» CHALLENGE 1
In the text on clandestine marriages, in what month and year did the Council of Trent end?

» PAGE TEXT
It was because of the difficulty in establishing the proof of these marriages that reasonable men rejected them. Francisco Márquez Villanueva considers Cervantes's employment of the clandestine marriage an indication of a peculiar attitude, a mixture of the revolutionary and the traditional toward marriage (67). He quotes Castro with seeming approval to the effect that the use of this novelistic device evidences Cervantes's belief that marriage was a spontaneous union made before God without necessity of intermediaries. He also imputes either hypocrisy or a lack of logic to the stance of Erasmus regarding such marriages, since Erasmus had inveighed against unnecessary ceremonies and then acquiesced in the requirement of a priest and other witnesses. This, of course, is to miss the point that marriage is a contract and an important one in society, and thus needs to be witnessed. It is, in addition, a sacrament and has a role to play in the community of believers. Abuses could not be tolerated.

And these abuses had been noted early. In the Siete Partidas, Fourth Part, Title Three, it is stated: «Aman, e sospechan los omes, que las mas de las cosas que son fechas en encubierto que no son tan buenas, como las otras que se fazen paladinamente... cuando los fazen encubiertamente e sin testigos, de guisa que se non puedan prouar.» The change in the marriage form mandated by the Council of Trent was due to abuses noted by generations. The acquiescence even before Trent by Erasmus to a witnessed marriage must be seen as more than a conflict between spontaneous, free unions and unnecessary ceremonies.

The Council of Trent was over in January 1564, and in July of the same year Philip II issued a Real Cédula which was the «placet» or «pase regia» giving juridical force to the decrees of Trent12. But the custom of clandestine marriages was too embedded in Spanish culture. Moralists and canonists are renowned for their championing of the individual's rights and, in the process, for their ability to make distinctions of great subtlety which at times approach the unreal. In Spain, while they ex pounded the discipline of Trent, they allowed the «desposorio» to supplant the proscribed clandestine marriage.

[Spatial annotation entries]
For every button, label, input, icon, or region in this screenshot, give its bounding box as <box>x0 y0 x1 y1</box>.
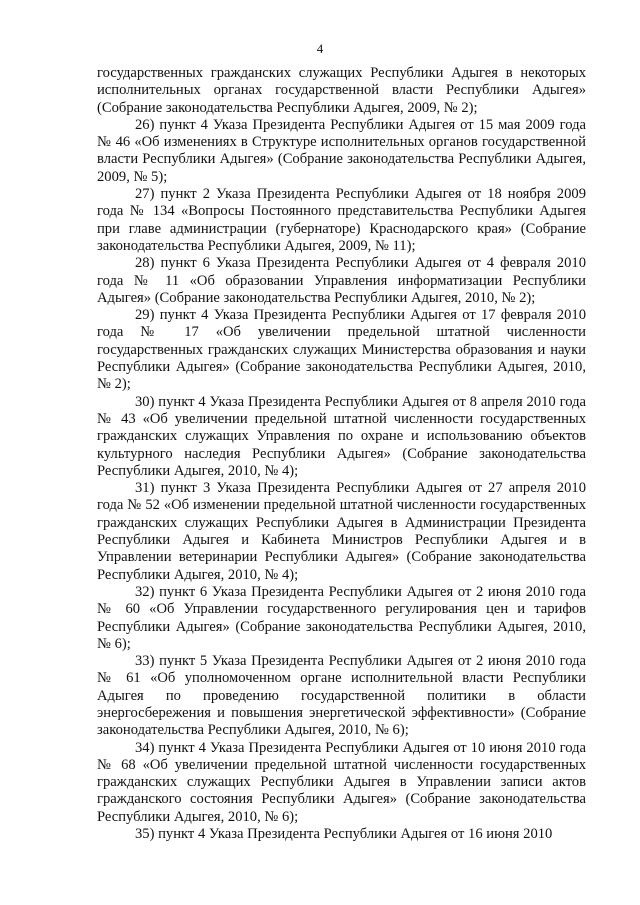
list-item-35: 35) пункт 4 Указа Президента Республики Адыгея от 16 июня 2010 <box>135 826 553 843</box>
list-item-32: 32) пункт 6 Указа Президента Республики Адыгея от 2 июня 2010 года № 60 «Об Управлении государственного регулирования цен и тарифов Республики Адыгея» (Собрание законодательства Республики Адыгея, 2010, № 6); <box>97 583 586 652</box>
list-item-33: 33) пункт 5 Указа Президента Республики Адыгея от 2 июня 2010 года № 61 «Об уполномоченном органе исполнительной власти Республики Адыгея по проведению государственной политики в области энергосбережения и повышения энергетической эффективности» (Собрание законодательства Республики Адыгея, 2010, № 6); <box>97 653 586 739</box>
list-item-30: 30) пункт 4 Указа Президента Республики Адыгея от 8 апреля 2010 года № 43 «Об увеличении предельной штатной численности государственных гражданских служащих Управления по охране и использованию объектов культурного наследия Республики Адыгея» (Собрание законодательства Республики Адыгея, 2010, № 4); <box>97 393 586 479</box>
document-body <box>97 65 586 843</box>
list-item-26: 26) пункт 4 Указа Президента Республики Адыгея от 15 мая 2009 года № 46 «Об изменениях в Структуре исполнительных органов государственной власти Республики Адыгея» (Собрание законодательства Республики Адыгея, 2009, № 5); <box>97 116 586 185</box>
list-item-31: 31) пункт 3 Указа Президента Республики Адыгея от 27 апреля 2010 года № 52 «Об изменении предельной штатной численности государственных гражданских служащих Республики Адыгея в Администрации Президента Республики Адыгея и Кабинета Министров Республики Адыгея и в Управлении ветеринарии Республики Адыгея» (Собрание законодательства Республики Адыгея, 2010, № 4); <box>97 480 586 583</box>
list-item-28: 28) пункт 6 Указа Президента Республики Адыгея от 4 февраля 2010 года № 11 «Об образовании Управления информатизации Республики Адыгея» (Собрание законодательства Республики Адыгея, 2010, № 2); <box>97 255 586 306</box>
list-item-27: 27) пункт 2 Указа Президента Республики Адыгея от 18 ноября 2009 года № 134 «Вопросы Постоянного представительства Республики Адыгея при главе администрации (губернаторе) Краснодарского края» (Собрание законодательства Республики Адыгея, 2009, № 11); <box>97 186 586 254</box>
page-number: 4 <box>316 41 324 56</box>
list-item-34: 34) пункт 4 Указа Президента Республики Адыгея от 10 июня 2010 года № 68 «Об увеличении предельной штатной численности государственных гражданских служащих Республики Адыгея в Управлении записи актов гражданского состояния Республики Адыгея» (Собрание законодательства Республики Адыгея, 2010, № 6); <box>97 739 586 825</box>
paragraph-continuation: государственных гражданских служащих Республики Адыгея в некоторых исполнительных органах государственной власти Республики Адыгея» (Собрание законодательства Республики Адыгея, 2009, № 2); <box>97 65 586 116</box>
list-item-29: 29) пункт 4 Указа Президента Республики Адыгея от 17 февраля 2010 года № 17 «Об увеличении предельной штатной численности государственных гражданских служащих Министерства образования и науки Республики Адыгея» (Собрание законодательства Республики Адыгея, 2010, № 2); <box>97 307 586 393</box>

---

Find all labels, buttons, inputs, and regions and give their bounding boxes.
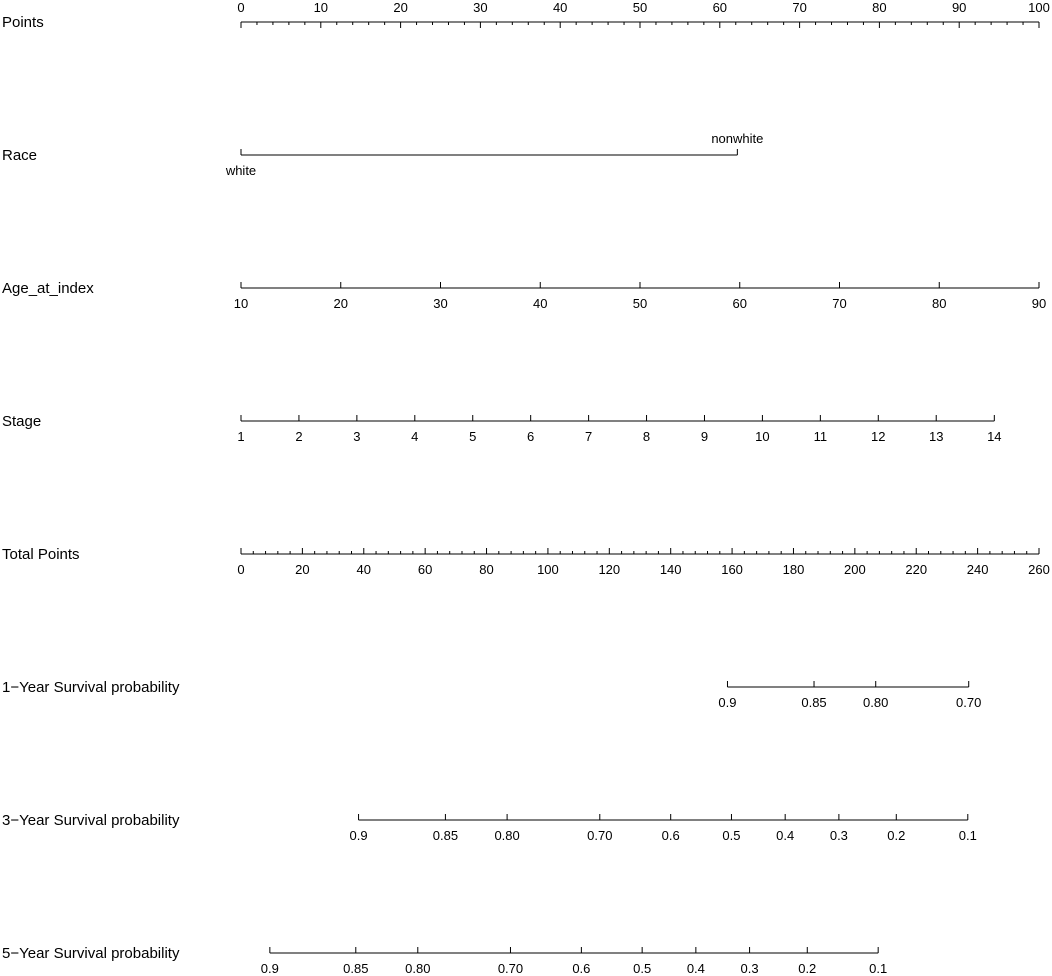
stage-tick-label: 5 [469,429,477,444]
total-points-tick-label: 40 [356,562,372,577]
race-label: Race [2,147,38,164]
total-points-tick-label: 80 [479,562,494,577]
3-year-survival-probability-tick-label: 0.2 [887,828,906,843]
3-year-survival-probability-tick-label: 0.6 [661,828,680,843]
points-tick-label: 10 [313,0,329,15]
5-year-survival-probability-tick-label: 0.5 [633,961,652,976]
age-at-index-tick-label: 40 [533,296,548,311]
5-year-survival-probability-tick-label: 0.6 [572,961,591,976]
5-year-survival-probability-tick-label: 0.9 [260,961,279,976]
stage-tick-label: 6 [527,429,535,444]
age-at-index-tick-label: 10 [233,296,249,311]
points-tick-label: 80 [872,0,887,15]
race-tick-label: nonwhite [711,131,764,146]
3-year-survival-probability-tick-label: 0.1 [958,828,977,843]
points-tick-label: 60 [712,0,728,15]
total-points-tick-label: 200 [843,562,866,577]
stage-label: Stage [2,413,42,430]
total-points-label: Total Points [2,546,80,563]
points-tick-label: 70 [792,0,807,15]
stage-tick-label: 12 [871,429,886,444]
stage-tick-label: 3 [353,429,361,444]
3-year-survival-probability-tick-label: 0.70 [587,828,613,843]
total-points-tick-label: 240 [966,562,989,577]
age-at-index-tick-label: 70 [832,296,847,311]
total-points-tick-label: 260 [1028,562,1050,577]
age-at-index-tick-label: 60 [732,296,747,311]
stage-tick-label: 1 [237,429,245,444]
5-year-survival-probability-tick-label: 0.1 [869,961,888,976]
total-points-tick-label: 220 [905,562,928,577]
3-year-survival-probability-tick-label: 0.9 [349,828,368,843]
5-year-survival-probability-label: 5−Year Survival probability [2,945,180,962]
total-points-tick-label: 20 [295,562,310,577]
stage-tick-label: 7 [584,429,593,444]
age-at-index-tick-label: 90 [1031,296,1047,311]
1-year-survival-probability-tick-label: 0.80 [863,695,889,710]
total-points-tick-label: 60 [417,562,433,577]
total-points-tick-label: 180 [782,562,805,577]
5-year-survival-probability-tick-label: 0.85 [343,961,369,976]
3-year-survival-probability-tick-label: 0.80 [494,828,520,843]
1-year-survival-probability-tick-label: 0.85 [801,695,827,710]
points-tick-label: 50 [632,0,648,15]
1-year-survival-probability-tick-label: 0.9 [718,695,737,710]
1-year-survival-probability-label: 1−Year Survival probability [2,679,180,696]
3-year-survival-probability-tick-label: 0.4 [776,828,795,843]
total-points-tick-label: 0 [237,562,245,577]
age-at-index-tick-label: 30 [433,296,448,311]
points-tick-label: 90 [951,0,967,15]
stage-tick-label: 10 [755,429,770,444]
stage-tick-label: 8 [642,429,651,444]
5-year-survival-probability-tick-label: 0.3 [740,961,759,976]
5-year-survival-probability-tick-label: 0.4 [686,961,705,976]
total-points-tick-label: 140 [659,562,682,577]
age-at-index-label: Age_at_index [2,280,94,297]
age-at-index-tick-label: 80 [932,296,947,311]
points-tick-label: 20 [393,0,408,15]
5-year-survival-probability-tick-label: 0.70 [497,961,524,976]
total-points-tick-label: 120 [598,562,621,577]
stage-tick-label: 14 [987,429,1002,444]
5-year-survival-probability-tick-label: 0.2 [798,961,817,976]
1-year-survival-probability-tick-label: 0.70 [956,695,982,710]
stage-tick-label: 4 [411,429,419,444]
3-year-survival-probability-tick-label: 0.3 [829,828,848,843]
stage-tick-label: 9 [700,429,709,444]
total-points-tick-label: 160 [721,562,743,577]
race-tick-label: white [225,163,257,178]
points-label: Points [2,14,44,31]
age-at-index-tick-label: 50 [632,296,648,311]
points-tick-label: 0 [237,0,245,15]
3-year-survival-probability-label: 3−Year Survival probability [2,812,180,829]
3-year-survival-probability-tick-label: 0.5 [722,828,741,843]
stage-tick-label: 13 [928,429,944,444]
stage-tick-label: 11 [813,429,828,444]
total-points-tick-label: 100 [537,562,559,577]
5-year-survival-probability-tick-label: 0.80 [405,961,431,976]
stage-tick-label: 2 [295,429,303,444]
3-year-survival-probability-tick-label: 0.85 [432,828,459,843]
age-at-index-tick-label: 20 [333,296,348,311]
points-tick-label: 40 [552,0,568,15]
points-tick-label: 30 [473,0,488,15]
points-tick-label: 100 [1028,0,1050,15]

» CHALLENGE 2
Please rewrite the listing lines between the one holding "list-item-35: 35) пункт" and the one holding "list-item-32: 32) пункт", inclusive, substituting "Постановления" for "Указа" and changing nothing else. Give only those lines.

» EXERCISE RESPONSE 1
January 1564

» EXERCISE RESPONSE 2
list-item-35: 35) пункт 4 Постановления Президента Республики Адыгея от 16 июня 2010 <box>135 826 553 843</box>
list-item-32: 32) пункт 6 Постановления Президента Республики Адыгея от 2 июня 2010 года № 60 «Об Управлении государственного регулирования цен и тарифов Республики Адыгея» (Собрание законодательства Республики Адыгея, 2010, № 6); <box>97 583 586 652</box>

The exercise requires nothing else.